STATED GOAL | Look at the entries below and reproduce them exactly.

INPUT FOR THIS TASK |
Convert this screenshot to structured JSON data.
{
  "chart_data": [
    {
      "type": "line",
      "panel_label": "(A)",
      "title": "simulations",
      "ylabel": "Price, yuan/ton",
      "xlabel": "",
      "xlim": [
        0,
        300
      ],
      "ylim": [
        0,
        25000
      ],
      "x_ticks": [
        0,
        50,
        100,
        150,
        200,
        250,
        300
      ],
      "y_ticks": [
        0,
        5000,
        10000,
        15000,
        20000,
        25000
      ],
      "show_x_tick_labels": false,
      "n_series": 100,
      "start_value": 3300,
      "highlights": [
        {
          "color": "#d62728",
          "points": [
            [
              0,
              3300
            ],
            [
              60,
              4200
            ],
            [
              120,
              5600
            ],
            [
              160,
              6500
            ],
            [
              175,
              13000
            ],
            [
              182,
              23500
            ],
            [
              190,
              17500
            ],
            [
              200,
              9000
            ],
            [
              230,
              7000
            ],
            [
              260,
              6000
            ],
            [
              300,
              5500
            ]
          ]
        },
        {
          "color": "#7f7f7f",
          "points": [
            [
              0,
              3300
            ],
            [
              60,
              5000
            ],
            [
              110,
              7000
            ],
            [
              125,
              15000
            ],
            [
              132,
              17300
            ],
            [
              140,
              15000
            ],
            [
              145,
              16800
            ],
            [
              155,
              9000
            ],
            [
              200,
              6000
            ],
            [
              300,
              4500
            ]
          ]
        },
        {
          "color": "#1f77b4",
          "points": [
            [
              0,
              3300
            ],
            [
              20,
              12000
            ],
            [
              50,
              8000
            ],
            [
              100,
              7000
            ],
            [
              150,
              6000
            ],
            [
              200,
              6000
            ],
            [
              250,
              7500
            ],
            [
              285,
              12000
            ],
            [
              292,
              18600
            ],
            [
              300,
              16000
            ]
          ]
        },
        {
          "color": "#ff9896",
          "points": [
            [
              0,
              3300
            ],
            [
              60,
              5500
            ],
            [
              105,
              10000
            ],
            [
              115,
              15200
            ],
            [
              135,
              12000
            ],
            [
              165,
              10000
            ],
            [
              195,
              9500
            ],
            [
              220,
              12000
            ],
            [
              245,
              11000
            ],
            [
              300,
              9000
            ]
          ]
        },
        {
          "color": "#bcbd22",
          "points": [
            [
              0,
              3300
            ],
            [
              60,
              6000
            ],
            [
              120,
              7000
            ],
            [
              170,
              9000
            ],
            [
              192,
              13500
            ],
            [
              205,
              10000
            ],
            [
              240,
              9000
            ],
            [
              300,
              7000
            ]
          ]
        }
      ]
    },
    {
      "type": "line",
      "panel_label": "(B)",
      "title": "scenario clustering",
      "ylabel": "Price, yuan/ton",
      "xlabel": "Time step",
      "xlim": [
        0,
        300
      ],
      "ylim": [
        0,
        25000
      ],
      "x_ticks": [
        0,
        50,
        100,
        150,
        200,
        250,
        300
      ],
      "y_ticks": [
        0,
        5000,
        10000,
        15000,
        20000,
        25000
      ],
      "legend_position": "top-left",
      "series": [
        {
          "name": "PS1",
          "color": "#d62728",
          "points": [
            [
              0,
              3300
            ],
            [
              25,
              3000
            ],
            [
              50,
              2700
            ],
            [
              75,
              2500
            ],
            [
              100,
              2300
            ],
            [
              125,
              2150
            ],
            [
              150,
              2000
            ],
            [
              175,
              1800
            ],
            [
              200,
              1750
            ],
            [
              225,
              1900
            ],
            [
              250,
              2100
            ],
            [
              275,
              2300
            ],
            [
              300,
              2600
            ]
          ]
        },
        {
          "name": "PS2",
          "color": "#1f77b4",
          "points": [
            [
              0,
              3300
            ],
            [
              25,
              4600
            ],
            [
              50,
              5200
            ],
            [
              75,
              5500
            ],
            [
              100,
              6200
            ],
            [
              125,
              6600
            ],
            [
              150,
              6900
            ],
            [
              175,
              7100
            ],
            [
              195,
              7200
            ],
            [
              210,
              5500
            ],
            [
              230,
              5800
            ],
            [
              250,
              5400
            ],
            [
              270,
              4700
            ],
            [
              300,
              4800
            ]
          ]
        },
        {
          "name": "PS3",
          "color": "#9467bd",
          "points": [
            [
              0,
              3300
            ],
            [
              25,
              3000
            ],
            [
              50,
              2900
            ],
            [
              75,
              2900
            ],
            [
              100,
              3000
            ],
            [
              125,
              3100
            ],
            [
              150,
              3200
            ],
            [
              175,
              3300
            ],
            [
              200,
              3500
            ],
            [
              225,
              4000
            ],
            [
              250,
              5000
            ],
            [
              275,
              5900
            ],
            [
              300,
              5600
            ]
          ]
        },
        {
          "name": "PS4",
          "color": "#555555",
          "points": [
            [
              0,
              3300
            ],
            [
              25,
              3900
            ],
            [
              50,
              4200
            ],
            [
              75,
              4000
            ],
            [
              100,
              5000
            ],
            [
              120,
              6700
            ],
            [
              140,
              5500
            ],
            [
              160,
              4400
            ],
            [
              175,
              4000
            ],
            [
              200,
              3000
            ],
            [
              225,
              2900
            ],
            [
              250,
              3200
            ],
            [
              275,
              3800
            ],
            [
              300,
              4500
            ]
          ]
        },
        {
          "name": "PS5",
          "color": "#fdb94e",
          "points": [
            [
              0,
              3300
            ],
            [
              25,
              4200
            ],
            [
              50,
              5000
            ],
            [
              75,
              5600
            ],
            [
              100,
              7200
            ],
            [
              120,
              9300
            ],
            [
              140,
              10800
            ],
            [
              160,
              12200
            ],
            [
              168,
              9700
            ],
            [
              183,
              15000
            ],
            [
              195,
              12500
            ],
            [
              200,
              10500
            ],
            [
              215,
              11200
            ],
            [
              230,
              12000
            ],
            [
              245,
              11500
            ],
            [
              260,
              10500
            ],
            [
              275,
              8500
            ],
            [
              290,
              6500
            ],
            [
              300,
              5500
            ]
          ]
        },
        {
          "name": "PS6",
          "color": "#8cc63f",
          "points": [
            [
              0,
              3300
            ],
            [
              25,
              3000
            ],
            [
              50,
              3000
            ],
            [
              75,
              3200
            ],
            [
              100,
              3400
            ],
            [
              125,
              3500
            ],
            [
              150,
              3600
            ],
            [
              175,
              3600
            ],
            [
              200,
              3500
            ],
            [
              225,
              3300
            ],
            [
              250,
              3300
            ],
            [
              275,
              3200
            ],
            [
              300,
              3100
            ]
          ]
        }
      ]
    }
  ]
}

EXERCISE OUTPUT |
Convert this screenshot to structured JSON data.
{
  "chart_data": [
    {
      "type": "line",
      "panel_label": "(A)",
      "title": "simulations",
      "ylabel": "Price, yuan/ton",
      "xlabel": "",
      "xlim": [
        0,
        300
      ],
      "ylim": [
        0,
        25000
      ],
      "x_ticks": [
        0,
        50,
        100,
        150,
        200,
        250,
        300
      ],
      "y_ticks": [
        0,
        5000,
        10000,
        15000,
        20000,
        25000
      ],
      "show_x_tick_labels": false,
      "n_series": 100,
      "start_value": 3300,
      "highlights": [
        {
          "color": "#d62728",
          "points": [
            [
              0,
              3300
            ],
            [
              60,
              4200
            ],
            [
              120,
              5600
            ],
            [
              160,
              6500
            ],
            [
              175,
              13000
            ],
            [
              182,
              23500
            ],
            [
              190,
              17500
            ],
            [
              200,
              9000
            ],
            [
              230,
              7000
            ],
            [
              260,
              6000
            ],
            [
              300,
              5500
            ]
          ]
        },
        {
          "color": "#7f7f7f",
          "points": [
            [
              0,
              3300
            ],
            [
              60,
              5000
            ],
            [
              110,
              7000
            ],
            [
              125,
              15000
            ],
            [
              132,
              17300
            ],
            [
              140,
              15000
            ],
            [
              145,
              16800
            ],
            [
              155,
              9000
            ],
            [
              200,
              6000
            ],
            [
              300,
              4500
            ]
          ]
        },
        {
          "color": "#1f77b4",
          "points": [
            [
              0,
              3300
            ],
            [
              20,
              12000
            ],
            [
              50,
              8000
            ],
            [
              100,
              7000
            ],
            [
              150,
              6000
            ],
            [
              200,
              6000
            ],
            [
              250,
              7500
            ],
            [
              285,
              12000
            ],
            [
              292,
              18600
            ],
            [
              300,
              16000
            ]
          ]
        },
        {
          "color": "#ff9896",
          "points": [
            [
              0,
              3300
            ],
            [
              60,
              5500
            ],
            [
              105,
              10000
            ],
            [
              115,
              15200
            ],
            [
              135,
              12000
            ],
            [
              165,
              10000
            ],
            [
              195,
              9500
            ],
            [
              220,
              12000
            ],
            [
              245,
              11000
            ],
            [
              300,
              9000
            ]
          ]
        },
        {
          "color": "#bcbd22",
          "points": [
            [
              0,
              3300
            ],
            [
              60,
              6000
            ],
            [
              120,
              7000
            ],
            [
              170,
              9000
            ],
            [
              192,
              13500
            ],
            [
              205,
              10000
            ],
            [
              240,
              9000
            ],
            [
              300,
              7000
            ]
          ]
        }
      ]
    },
    {
      "type": "line",
      "panel_label": "(B)",
      "title": "scenario clustering",
      "ylabel": "Price, yuan/ton",
      "xlabel": "Time step",
      "xlim": [
        0,
        300
      ],
      "ylim": [
        0,
        25000
      ],
      "x_ticks": [
        0,
        50,
        100,
        150,
        200,
        250,
        300
      ],
      "y_ticks": [
        0,
        5000,
        10000,
        15000,
        20000,
        25000
      ],
      "legend_position": "top-left",
      "series": [
        {
          "name": "PS1",
          "color": "#d62728",
          "points": [
            [
              0,
              3300
            ],
            [
              25,
              3000
            ],
            [
              50,
              2700
            ],
            [
              75,
              2500
            ],
            [
              100,
              2300
            ],
            [
              125,
              2150
            ],
            [
              150,
              2000
            ],
            [
              175,
              1800
            ],
            [
              200,
              1750
            ],
            [
              225,
              1900
            ],
            [
              250,
              2100
            ],
            [
              275,
              2300
            ],
            [
              300,
              2600
            ]
          ]
        },
        {
          "name": "PS2",
          "color": "#1f77b4",
          "points": [
            [
              0,
              3300
            ],
            [
              25,
              4600
            ],
            [
              50,
              5200
            ],
            [
              75,
              5500
            ],
            [
              100,
              6200
            ],
            [
              125,
              6600
            ],
            [
              150,
              6900
            ],
            [
              175,
              7100
            ],
            [
              195,
              7200
            ],
            [
              210,
              5500
            ],
            [
              230,
              5800
            ],
            [
              250,
              5400
            ],
            [
              270,
              4700
            ],
            [
              300,
              4800
            ]
          ]
        },
        {
          "name": "PS3",
          "color": "#9467bd",
          "points": [
            [
              0,
              3300
            ],
            [
              25,
              3000
            ],
            [
              50,
              2900
            ],
            [
              75,
              2900
            ],
            [
              100,
              3000
            ],
            [
              125,
              3100
            ],
            [
              150,
              3200
            ],
            [
              175,
              3300
            ],
            [
              200,
              3500
            ],
            [
              225,
              4000
            ],
            [
              250,
              5000
            ],
            [
              275,
              5900
            ],
            [
              300,
              5600
            ]
          ]
        },
        {
          "name": "PS4",
          "color": "#555555",
          "points": [
            [
              0,
              3300
            ],
            [
              25,
              3900
            ],
            [
              50,
              4200
            ],
            [
              75,
              4000
            ],
            [
              100,
              5000
            ],
            [
              120,
              6700
            ],
            [
              140,
              5500
            ],
            [
              160,
              4400
            ],
            [
              175,
              4000
            ],
            [
              200,
              3000
            ],
            [
              225,
              2900
            ],
            [
              250,
              3200
            ],
            [
              275,
              3800
            ],
            [
              300,
              4500
            ]
          ]
        },
        {
          "name": "PS5",
          "color": "#fdb94e",
          "points": [
            [
              0,
              3300
            ],
            [
              25,
              4200
            ],
            [
              50,
              5000
            ],
            [
              75,
              5600
            ],
            [
              100,
              7200
            ],
            [
              120,
              9300
            ],
            [
              140,
              10800
            ],
            [
              160,
              12200
            ],
            [
              168,
              9700
            ],
            [
              183,
              15000
            ],
            [
              195,
              12500
            ],
            [
              200,
              10500
            ],
            [
              215,
              11200
            ],
            [
              230,
              12000
            ],
            [
              245,
              11500
            ],
            [
              260,
              10500
            ],
            [
              275,
              8500
            ],
            [
              290,
              6500
            ],
            [
              300,
              5500
            ]
          ]
        },
        {
          "name": "PS6",
          "color": "#8cc63f",
          "points": [
            [
              0,
              3300
            ],
            [
              25,
              3000
            ],
            [
              50,
              3000
            ],
            [
              75,
              3200
            ],
            [
              100,
              3400
            ],
            [
              125,
              3500
            ],
            [
              150,
              3600
            ],
            [
              175,
              3600
            ],
            [
              200,
              3500
            ],
            [
              225,
              3300
            ],
            [
              250,
              3300
            ],
            [
              275,
              3200
            ],
            [
              300,
              3100
            ]
          ]
        }
      ]
    }
  ]
}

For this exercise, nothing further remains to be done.